Only lines with the word "органов" are needed; collect each of them from the listing below.

--- BEGIN ---

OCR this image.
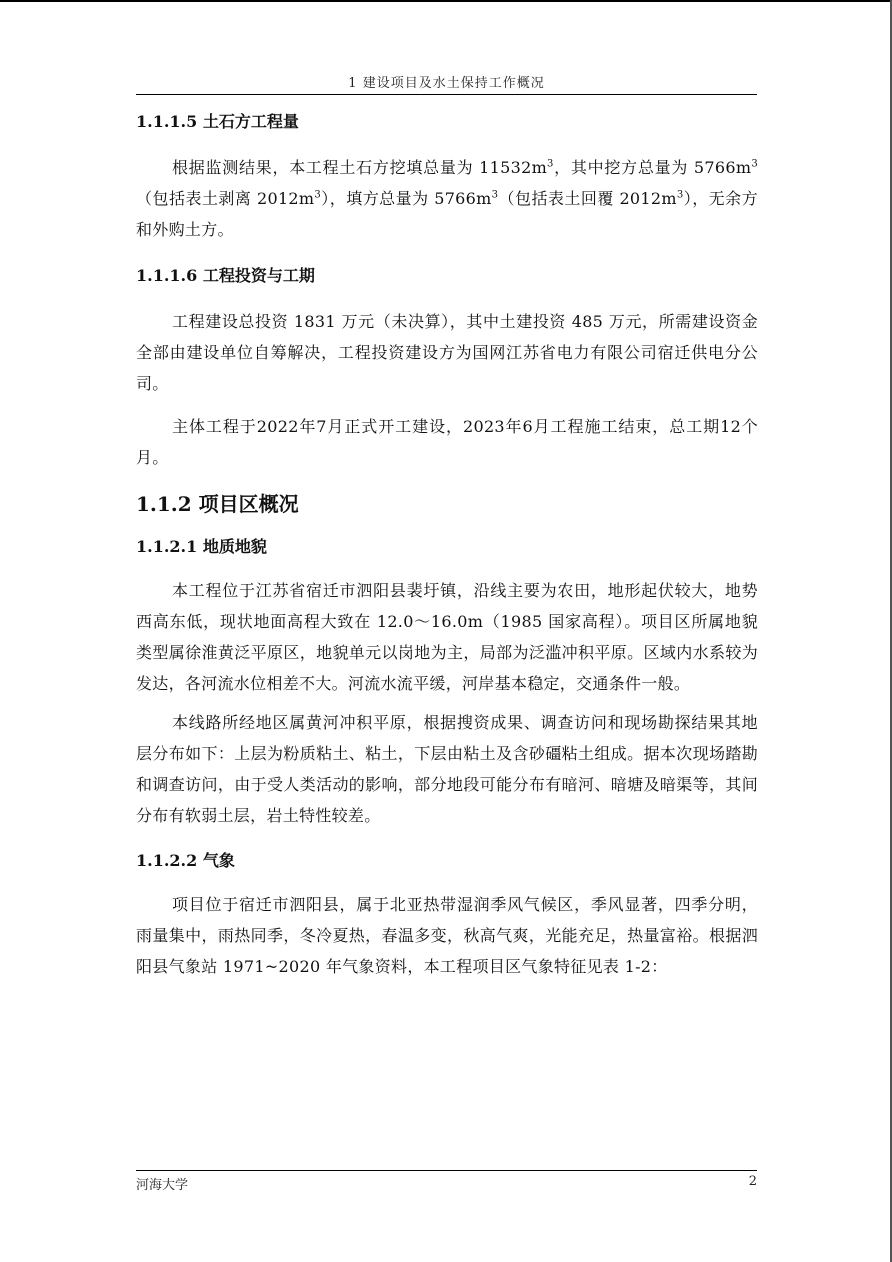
1 建设项目及水土保持工作概况
1.1.1.5 土石方工程量

根据监测结果，本工程土石方挖填总量为 $11532m^3$，其中挖方总量为 $5766m^3$（包括表土剥离 $2012m^3$），填方总量为 $5766m^3$（包括表土回覆 $2012m^3$），无余方和外购土方。

1.1.1.6 工程投资与工期

工程建设总投资 1831 万元（未决算），其中土建投资 485 万元，所需建设资金全部由建设单位自筹解决，工程投资建设方为国网江苏省电力有限公司宿迁供电分公司。

主体工程于2022年7月正式开工建设，2023年6月工程施工结束，总工期12个月。

1.1.2 项目区概况
1.1.2.1 地质地貌

本工程位于江苏省宿迁市泗阳县裴圩镇，沿线主要为农田，地形起伏较大，地势西高东低，现状地面高程大致在 12.0～16.0m（1985 国家高程）。项目区所属地貌类型属徐淮黄泛平原区，地貌单元以岗地为主，局部为泛滥冲积平原。区域内水系较为发达，各河流水位相差不大。河流水流平缓，河岸基本稳定，交通条件一般。

本线路所经地区属黄河冲积平原，根据搜资成果、调查访问和现场勘探结果其地层分布如下：上层为粉质粘土、粘土，下层由粘土及含砂礓粘土组成。据本次现场踏勘和调查访问，由于受人类活动的影响，部分地段可能分布有暗河、暗塘及暗渠等，其间分布有软弱土层，岩土特性较差。

1.1.2.2 气象

项目位于宿迁市泗阳县，属于北亚热带湿润季风气候区，季风显著，四季分明，雨量集中，雨热同季，冬冷夏热，春温多变，秋高气爽，光能充足，热量富裕。根据泗阳县气象站 1971~2020 年气象资料，本工程项目区气象特征见表 1-2：

河海大学	2
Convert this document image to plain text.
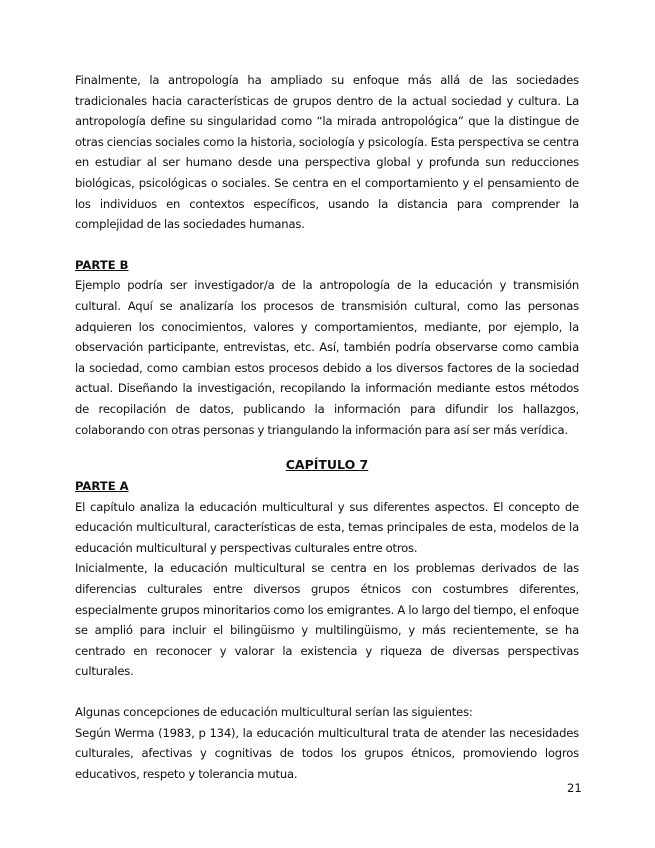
Finalmente, la antropología ha ampliado su enfoque más allá de las sociedades tradicionales hacia características de grupos dentro de la actual sociedad y cultura. La antropología define su singularidad como “la mirada antropológica” que la distingue de otras ciencias sociales como la historia, sociología y psicología. Esta perspectiva se centra en estudiar al ser humano desde una perspectiva global y profunda sun reducciones biológicas, psicológicas o sociales. Se centra en el comportamiento y el pensamiento de los individuos en contextos específicos, usando la distancia para comprender la complejidad de las sociedades humanas.

PARTE B

Ejemplo podría ser investigador/a de la antropología de la educación y transmisión cultural. Aquí se analizaría los procesos de transmisión cultural, como las personas adquieren los conocimientos, valores y comportamientos, mediante, por ejemplo, la observación participante, entrevistas, etc. Así, también podría observarse como cambia la sociedad, como cambian estos procesos debido a los diversos factores de la sociedad actual. Diseñando la investigación, recopilando la información mediante estos métodos de recopilación de datos, publicando la información para difundir los hallazgos, colaborando con otras personas y triangulando la información para así ser más verídica.

CAPÍTULO 7

PARTE A

El capítulo analiza la educación multicultural y sus diferentes aspectos. El concepto de educación multicultural, características de esta, temas principales de esta, modelos de la educación multicultural y perspectivas culturales entre otros.

Inicialmente, la educación multicultural se centra en los problemas derivados de las diferencias culturales entre diversos grupos étnicos con costumbres diferentes, especialmente grupos minoritarios como los emigrantes. A lo largo del tiempo, el enfoque se amplió para incluir el bilingüismo y multilingüismo, y más recientemente, se ha centrado en reconocer y valorar la existencia y riqueza de diversas perspectivas culturales.

Algunas concepciones de educación multicultural serían las siguientes:

Según Werma (1983, p 134), la educación multicultural trata de atender las necesidades culturales, afectivas y cognitivas de todos los grupos étnicos, promoviendo logros educativos, respeto y tolerancia mutua.

21
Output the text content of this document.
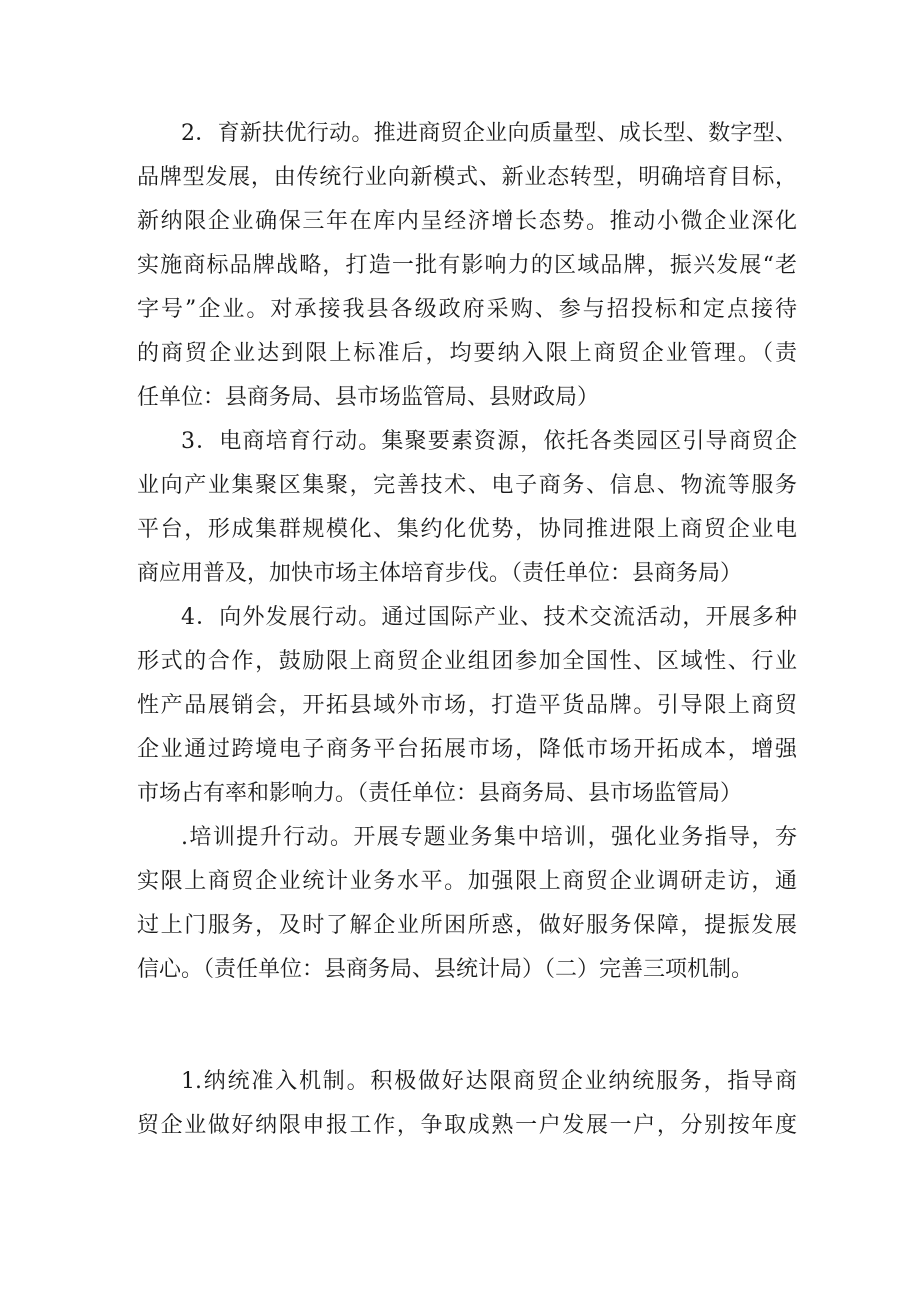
2．育新扶优行动。推进商贸企业向质量型、成长型、数字型、
品牌型发展，由传统行业向新模式、新业态转型，明确培育目标，
新纳限企业确保三年在库内呈经济增长态势。推动小微企业深化
实施商标品牌战略，打造一批有影响力的区域品牌，振兴发展“老
字号”企业。对承接我县各级政府采购、参与招投标和定点接待
的商贸企业达到限上标准后，均要纳入限上商贸企业管理。（责
任单位：县商务局、县市场监管局、县财政局）
3．电商培育行动。集聚要素资源，依托各类园区引导商贸企
业向产业集聚区集聚，完善技术、电子商务、信息、物流等服务
平台，形成集群规模化、集约化优势，协同推进限上商贸企业电
商应用普及，加快市场主体培育步伐。（责任单位：县商务局）
4．向外发展行动。通过国际产业、技术交流活动，开展多种
形式的合作，鼓励限上商贸企业组团参加全国性、区域性、行业
性产品展销会，开拓县域外市场，打造平货品牌。引导限上商贸
企业通过跨境电子商务平台拓展市场，降低市场开拓成本，增强
市场占有率和影响力。（责任单位：县商务局、县市场监管局）
.培训提升行动。开展专题业务集中培训，强化业务指导，夯
实限上商贸企业统计业务水平。加强限上商贸企业调研走访，通
过上门服务，及时了解企业所困所惑，做好服务保障，提振发展
信心。（责任单位：县商务局、县统计局）（二）完善三项机制。
1.纳统准入机制。积极做好达限商贸企业纳统服务，指导商
贸企业做好纳限申报工作，争取成熟一户发展一户，分别按年度
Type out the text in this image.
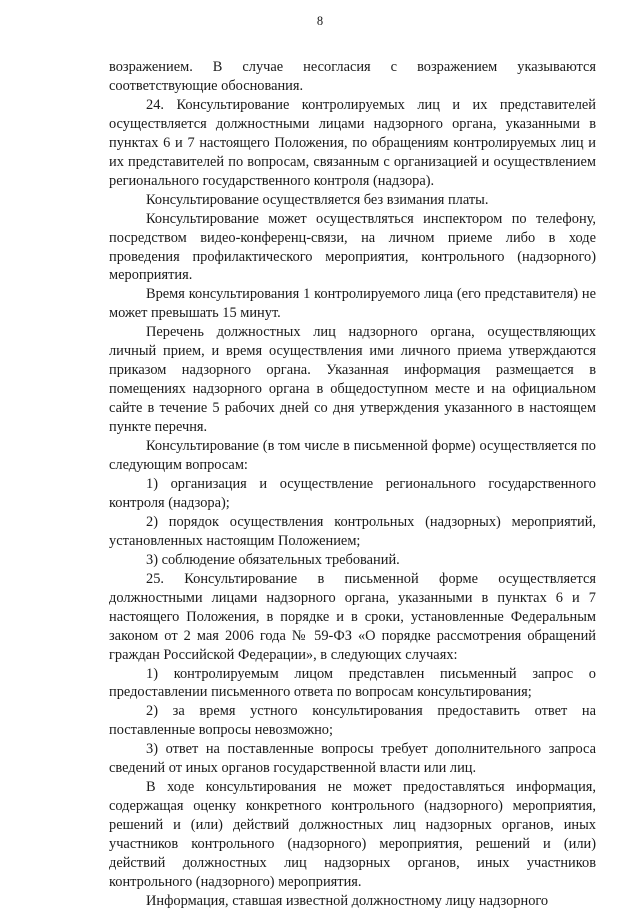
8

возражением. В случае несогласия с возражением указываются соответствующие обоснования.

24. Консультирование контролируемых лиц и их представителей осуществляется должностными лицами надзорного органа, указанными в пунктах 6 и 7 настоящего Положения, по обращениям контролируемых лиц и их представителей по вопросам, связанным с организацией и осуществлением регионального государственного контроля (надзора).

Консультирование осуществляется без взимания платы.

Консультирование может осуществляться инспектором по телефону, посредством видео-конференц-связи, на личном приеме либо в ходе проведения профилактического мероприятия, контрольного (надзорного) мероприятия.

Время консультирования 1 контролируемого лица (его представителя) не может превышать 15 минут.

Перечень должностных лиц надзорного органа, осуществляющих личный прием, и время осуществления ими личного приема утверждаются приказом надзорного органа. Указанная информация размещается в помещениях надзорного органа в общедоступном месте и на официальном сайте в течение 5 рабочих дней со дня утверждения указанного в настоящем пункте перечня.

Консультирование (в том числе в письменной форме) осуществляется по следующим вопросам:

1) организация и осуществление регионального государственного контроля (надзора);

2) порядок осуществления контрольных (надзорных) мероприятий, установленных настоящим Положением;

3) соблюдение обязательных требований.

25. Консультирование в письменной форме осуществляется должностными лицами надзорного органа, указанными в пунктах 6 и 7 настоящего Положения, в порядке и в сроки, установленные Федеральным законом от 2 мая 2006 года № 59-ФЗ «О порядке рассмотрения обращений граждан Российской Федерации», в следующих случаях:

1) контролируемым лицом представлен письменный запрос о предоставлении письменного ответа по вопросам консультирования;

2) за время устного консультирования предоставить ответ на поставленные вопросы невозможно;

3) ответ на поставленные вопросы требует дополнительного запроса сведений от иных органов государственной власти или лиц.

В ходе консультирования не может предоставляться информация, содержащая оценку конкретного контрольного (надзорного) мероприятия, решений и (или) действий должностных лиц надзорных органов, иных участников контрольного (надзорного) мероприятия, решений и (или) действий должностных лиц надзорных органов, иных участников контрольного (надзорного) мероприятия.

Информация, ставшая известной должностному лицу надзорного
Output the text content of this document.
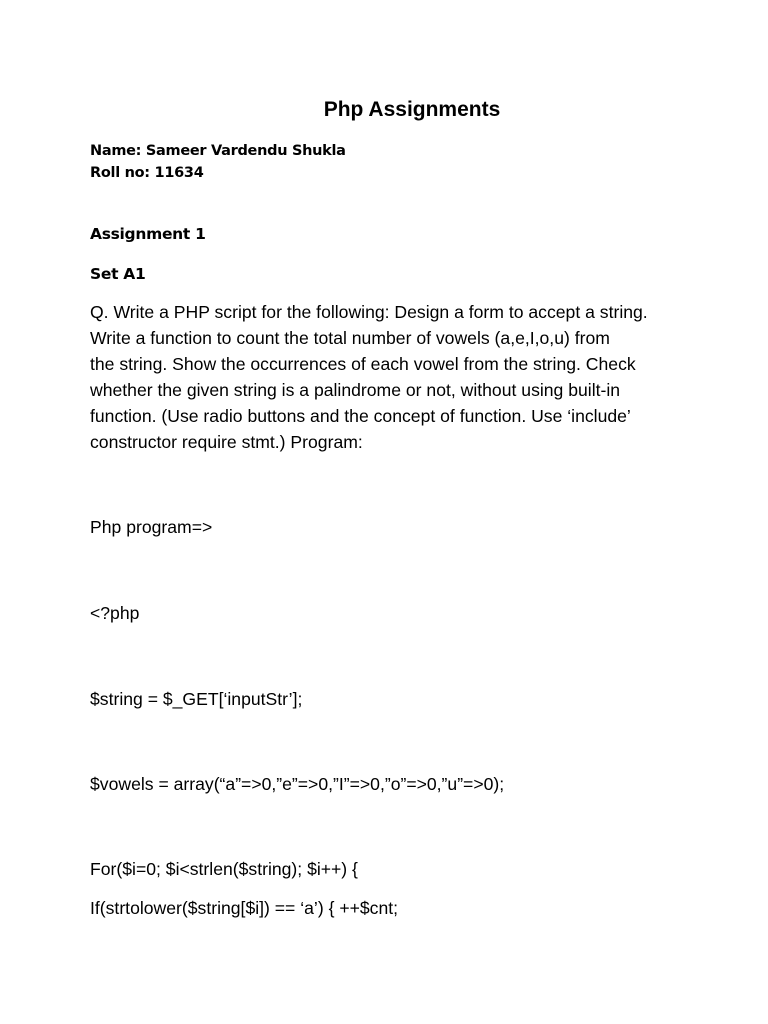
Php Assignments
Name: Sameer Vardendu Shukla
Roll no: 11634
Assignment 1
Set A1
Q. Write a PHP script for the following: Design a form to accept a string.
Write a function to count the total number of vowels (a,e,I,o,u) from
the string. Show the occurrences of each vowel from the string. Check
whether the given string is a palindrome or not, without using built-in
function. (Use radio buttons and the concept of function. Use ‘include’
constructor require stmt.) Program:
Php program=>
<?php
$string = $_GET[‘inputStr’];
$vowels = array(“a”=>0,”e”=>0,”I”=>0,”o”=>0,”u”=>0);
For($i=0; $i<strlen($string); $i++) {
If(strtolower($string[$i]) == ‘a’) { ++$cnt;
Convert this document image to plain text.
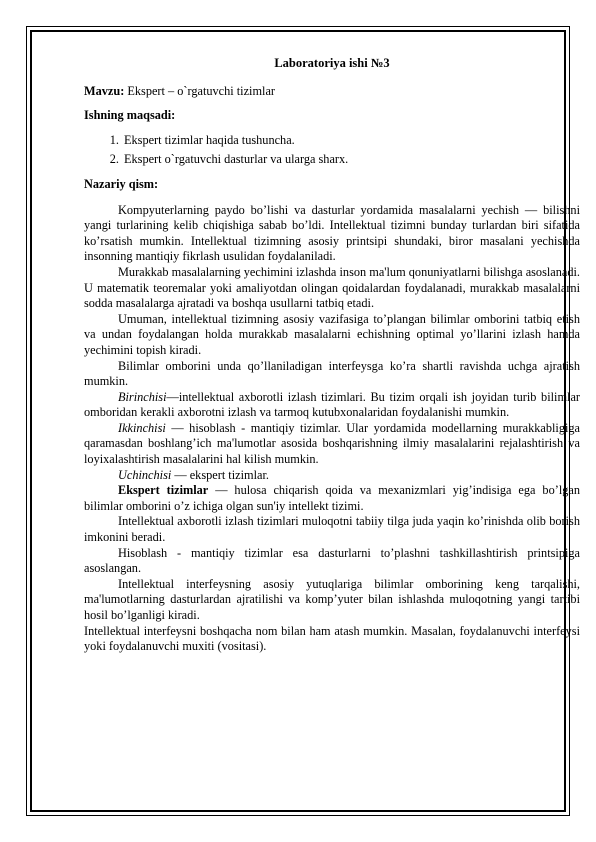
Laboratoriya ishi №3
Mavzu: Ekspert – o`rgatuvchi tizimlar
Ishning maqsadi:
1. Ekspert tizimlar haqida tushuncha.
2. Ekspert o`rgatuvchi dasturlar va ularga sharx.
Nazariy qism:

Kompyuterlarning paydo bo’lishi va dasturlar yordamida masalalarni yechish — bilishni yangi turlarining kelib chiqishiga sabab bo’ldi. Intellektual tizimni bunday turlardan biri sifatida ko’rsatish mumkin. Intellektual tizimning asosiy printsipi shundaki, biror masalani yechishda insonning mantiqiy fikrlash usulidan foydalaniladi.

Murakkab masalalarning yechimini izlashda inson ma'lum qonuniyatlarni bilishga asoslanadi. U matematik teoremalar yoki amaliyotdan olingan qoidalardan foydalanadi, murakkab masalalarni sodda masalalarga ajratadi va boshqa usullarni tatbiq etadi.

Umuman, intellektual tizimning asosiy vazifasiga to’plangan bilimlar omborini tatbiq etish va undan foydalangan holda murakkab masalalarni echishning optimal yo’llarini izlash hamda yechimini topish kiradi.

Bilimlar omborini unda qo’llaniladigan interfeysga ko’ra shartli ravishda uchga ajratish mumkin.

Birinchisi—intellektual axborotli izlash tizimlari. Bu tizim orqali ish joyidan turib bilimlar omboridan kerakli axborotni izlash va tarmoq kutubxonalaridan foydalanishi mumkin.

Ikkinchisi — hisoblash - mantiqiy tizimlar. Ular yordamida modellarning murakkabligiga qaramasdan boshlang’ich ma'lumotlar asosida boshqarishning ilmiy masalalarini rejalashtirish va loyixalashtirish masalalarini hal kilish mumkin.

Uchinchisi — ekspert tizimlar.

Ekspert tizimlar — hulosa chiqarish qoida va mexanizmlari yig’indisiga ega bo’lgan bilimlar omborini o’z ichiga olgan sun'iy intellekt tizimi.

Intellektual axborotli izlash tizimlari muloqotni tabiiy tilga juda yaqin ko’rinishda olib borish imkonini beradi.

Hisoblash - mantiqiy tizimlar esa dasturlarni to’plashni tashkillashtirish printsipiga asoslangan.

Intellektual interfeysning asosiy yutuqlariga bilimlar omborining keng tarqalishi, ma'lumotlarning dasturlardan ajratilishi va komp’yuter bilan ishlashda muloqotning yangi tartibi hosil bo’lganligi kiradi.

Intellektual interfeysni boshqacha nom bilan ham atash mumkin. Masalan, foydalanuvchi interfeysi yoki foydalanuvchi muxiti (vositasi).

--- END ---

■ WRITTEN SOLUTION:
3) ответ на поставленные вопросы требует дополнительного запроса сведений от иных органов государственной власти или лиц.
В ходе консультирования не может предоставляться информация, содержащая оценку конкретного контрольного (надзорного) мероприятия, решений и (или) действий должностных лиц надзорных органов, иных участников контрольного (надзорного) мероприятия, решений и (или) действий должностных лиц надзорных органов, иных участников контрольного (надзорного) мероприятия.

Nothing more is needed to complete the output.